(Collected data entries)
'''

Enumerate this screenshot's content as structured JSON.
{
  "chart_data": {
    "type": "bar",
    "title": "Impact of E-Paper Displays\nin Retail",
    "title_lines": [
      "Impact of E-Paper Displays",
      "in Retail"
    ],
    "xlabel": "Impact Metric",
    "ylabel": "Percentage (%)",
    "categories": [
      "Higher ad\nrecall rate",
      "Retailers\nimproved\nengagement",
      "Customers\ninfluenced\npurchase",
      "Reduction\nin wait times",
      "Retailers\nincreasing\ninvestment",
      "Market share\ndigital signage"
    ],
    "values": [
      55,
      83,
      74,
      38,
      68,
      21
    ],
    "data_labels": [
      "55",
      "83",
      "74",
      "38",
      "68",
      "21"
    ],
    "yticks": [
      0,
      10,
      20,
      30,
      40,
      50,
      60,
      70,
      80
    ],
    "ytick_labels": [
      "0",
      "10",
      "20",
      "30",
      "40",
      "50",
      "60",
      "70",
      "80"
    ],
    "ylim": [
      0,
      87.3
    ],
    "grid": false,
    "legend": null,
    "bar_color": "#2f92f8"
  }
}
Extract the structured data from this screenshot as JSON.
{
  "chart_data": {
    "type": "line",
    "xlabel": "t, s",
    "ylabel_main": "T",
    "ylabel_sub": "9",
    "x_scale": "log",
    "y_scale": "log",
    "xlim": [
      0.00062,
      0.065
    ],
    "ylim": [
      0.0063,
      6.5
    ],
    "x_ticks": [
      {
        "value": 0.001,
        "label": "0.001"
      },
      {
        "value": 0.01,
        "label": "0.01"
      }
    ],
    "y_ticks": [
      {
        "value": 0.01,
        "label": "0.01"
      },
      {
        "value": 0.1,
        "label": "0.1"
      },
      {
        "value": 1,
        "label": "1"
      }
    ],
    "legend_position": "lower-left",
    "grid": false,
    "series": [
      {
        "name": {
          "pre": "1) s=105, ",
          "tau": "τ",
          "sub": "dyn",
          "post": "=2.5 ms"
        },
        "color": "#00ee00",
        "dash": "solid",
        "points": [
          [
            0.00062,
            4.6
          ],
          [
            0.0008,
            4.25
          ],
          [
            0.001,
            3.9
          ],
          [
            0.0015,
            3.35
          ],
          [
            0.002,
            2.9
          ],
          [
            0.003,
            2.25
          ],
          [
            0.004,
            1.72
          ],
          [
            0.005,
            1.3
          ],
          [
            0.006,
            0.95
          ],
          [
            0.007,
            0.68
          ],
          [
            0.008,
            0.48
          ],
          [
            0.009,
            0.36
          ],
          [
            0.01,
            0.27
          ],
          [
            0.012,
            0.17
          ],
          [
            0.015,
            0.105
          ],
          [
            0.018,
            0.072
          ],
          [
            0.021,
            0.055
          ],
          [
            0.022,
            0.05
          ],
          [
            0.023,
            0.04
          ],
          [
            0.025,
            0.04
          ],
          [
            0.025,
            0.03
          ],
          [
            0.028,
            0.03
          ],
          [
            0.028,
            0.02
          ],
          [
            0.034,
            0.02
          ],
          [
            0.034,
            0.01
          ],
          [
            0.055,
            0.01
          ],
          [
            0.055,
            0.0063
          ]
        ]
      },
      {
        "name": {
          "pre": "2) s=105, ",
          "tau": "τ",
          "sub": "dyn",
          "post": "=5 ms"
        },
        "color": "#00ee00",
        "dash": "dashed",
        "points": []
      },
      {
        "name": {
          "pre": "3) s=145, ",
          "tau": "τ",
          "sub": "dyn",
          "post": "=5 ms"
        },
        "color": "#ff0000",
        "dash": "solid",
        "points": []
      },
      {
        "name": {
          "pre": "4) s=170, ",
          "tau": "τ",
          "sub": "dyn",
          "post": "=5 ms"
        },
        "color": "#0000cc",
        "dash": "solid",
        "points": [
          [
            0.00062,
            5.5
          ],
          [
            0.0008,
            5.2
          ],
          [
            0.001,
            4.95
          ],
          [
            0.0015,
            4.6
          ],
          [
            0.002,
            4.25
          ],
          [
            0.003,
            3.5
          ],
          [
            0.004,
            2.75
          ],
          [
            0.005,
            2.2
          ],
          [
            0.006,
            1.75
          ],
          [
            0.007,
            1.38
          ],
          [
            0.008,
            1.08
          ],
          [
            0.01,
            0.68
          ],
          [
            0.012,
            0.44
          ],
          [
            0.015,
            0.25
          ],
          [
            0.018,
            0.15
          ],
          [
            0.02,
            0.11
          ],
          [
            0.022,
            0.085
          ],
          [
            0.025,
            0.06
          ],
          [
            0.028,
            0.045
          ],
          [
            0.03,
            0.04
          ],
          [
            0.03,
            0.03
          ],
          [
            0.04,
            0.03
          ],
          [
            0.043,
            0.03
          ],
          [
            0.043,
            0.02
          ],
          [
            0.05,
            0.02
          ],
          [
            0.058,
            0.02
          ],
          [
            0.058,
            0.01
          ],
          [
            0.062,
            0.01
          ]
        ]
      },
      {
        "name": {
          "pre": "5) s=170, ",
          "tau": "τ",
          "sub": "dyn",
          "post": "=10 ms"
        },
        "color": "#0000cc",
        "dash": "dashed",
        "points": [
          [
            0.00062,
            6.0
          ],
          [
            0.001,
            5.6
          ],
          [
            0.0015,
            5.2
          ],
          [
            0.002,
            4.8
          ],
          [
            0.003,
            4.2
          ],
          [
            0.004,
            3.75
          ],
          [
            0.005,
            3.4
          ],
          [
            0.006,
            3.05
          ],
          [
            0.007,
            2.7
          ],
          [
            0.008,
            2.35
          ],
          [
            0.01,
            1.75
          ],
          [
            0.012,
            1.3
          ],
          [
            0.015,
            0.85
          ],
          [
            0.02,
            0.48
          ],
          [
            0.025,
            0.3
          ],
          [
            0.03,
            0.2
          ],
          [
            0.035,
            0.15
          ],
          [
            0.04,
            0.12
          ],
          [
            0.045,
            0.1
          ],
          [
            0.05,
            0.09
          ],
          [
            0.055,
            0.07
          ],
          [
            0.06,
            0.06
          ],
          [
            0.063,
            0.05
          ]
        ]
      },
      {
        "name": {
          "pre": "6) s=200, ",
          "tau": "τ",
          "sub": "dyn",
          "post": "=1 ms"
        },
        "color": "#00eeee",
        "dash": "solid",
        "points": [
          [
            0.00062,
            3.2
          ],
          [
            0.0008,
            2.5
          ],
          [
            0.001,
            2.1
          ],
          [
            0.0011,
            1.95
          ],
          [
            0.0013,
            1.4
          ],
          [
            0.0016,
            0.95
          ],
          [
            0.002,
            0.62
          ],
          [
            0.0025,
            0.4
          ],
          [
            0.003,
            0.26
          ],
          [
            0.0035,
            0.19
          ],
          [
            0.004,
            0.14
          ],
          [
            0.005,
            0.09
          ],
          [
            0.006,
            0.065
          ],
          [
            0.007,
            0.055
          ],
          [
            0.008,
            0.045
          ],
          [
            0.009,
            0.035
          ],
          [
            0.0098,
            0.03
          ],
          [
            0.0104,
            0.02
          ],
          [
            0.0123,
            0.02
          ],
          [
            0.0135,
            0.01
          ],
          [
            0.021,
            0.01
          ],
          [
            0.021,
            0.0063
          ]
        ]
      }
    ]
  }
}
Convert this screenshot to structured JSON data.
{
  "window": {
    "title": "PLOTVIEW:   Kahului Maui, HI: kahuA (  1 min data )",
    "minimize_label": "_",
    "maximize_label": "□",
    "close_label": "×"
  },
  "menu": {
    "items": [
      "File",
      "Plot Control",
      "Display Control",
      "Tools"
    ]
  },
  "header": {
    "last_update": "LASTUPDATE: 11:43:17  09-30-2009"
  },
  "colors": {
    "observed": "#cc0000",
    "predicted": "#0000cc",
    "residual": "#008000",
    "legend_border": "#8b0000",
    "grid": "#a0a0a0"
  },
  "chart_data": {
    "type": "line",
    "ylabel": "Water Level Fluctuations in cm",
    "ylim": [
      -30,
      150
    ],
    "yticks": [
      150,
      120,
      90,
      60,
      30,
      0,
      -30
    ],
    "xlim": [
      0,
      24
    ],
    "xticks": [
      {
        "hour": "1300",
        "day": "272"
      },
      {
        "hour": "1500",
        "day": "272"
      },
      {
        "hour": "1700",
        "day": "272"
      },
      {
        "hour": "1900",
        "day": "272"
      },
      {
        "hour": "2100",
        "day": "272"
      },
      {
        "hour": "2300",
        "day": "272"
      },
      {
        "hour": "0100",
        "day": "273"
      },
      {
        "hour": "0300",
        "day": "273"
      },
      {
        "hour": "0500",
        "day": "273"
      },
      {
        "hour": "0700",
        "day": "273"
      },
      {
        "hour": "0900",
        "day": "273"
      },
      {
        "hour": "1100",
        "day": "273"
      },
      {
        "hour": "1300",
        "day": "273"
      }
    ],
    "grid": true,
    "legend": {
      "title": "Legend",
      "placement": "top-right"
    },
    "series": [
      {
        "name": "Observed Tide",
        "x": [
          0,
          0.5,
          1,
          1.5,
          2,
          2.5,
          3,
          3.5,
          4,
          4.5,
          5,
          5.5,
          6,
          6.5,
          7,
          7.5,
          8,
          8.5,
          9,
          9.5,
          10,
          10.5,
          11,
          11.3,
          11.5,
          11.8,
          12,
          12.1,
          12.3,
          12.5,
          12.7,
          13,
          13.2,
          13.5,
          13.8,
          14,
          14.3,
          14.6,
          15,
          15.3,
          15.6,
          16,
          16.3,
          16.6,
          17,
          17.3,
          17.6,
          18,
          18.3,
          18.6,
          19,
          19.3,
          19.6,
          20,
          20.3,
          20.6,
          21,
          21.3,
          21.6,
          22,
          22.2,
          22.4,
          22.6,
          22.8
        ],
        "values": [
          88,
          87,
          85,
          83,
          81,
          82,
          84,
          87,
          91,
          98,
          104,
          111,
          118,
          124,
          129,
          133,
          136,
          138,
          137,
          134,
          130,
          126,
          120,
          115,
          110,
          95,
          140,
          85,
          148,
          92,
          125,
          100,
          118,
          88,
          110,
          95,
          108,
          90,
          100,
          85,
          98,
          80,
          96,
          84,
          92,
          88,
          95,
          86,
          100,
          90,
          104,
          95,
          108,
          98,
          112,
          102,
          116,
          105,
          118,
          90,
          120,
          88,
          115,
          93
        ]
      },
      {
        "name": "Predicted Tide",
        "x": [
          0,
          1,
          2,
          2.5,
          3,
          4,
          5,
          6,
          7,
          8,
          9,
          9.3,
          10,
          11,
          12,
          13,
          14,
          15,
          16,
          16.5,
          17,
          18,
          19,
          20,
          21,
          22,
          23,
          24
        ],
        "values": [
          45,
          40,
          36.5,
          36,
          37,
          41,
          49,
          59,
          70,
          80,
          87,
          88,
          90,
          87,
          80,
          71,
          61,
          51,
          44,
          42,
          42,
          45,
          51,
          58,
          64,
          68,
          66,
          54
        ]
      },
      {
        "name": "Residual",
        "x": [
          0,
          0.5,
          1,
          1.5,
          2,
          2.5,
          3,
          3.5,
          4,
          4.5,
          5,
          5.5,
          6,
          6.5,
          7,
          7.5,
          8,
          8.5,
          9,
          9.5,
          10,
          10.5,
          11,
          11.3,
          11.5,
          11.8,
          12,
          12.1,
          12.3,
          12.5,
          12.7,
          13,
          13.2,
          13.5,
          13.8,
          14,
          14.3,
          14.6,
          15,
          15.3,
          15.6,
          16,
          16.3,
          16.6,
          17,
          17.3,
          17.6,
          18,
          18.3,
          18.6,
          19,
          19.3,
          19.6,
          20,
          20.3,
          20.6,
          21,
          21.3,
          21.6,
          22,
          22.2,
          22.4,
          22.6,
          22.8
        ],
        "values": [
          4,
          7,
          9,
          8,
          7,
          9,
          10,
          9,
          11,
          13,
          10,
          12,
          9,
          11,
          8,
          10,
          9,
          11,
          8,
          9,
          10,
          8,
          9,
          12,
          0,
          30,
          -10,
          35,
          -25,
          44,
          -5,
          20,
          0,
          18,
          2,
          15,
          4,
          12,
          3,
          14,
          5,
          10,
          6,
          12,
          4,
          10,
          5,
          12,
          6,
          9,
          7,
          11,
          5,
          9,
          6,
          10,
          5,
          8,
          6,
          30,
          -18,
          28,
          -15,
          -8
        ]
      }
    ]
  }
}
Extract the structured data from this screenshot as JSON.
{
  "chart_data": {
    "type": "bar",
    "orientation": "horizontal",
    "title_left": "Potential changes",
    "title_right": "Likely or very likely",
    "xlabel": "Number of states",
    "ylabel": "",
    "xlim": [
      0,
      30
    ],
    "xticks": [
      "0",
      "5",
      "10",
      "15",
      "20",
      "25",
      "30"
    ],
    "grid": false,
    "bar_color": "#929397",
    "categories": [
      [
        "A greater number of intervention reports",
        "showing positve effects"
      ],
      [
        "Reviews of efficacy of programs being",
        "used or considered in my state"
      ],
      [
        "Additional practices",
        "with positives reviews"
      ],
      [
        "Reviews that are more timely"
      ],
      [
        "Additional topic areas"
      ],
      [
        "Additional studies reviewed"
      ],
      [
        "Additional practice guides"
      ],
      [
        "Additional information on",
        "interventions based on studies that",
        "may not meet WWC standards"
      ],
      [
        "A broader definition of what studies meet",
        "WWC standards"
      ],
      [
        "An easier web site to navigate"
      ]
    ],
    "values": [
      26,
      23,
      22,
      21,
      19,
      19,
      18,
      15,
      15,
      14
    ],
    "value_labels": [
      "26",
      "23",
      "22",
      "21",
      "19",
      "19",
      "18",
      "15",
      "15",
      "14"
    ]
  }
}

'''

- _Request_
Each line of the data that includes the word "xlabel" counts once; report the total and nothing more.

- _Result of this task_
3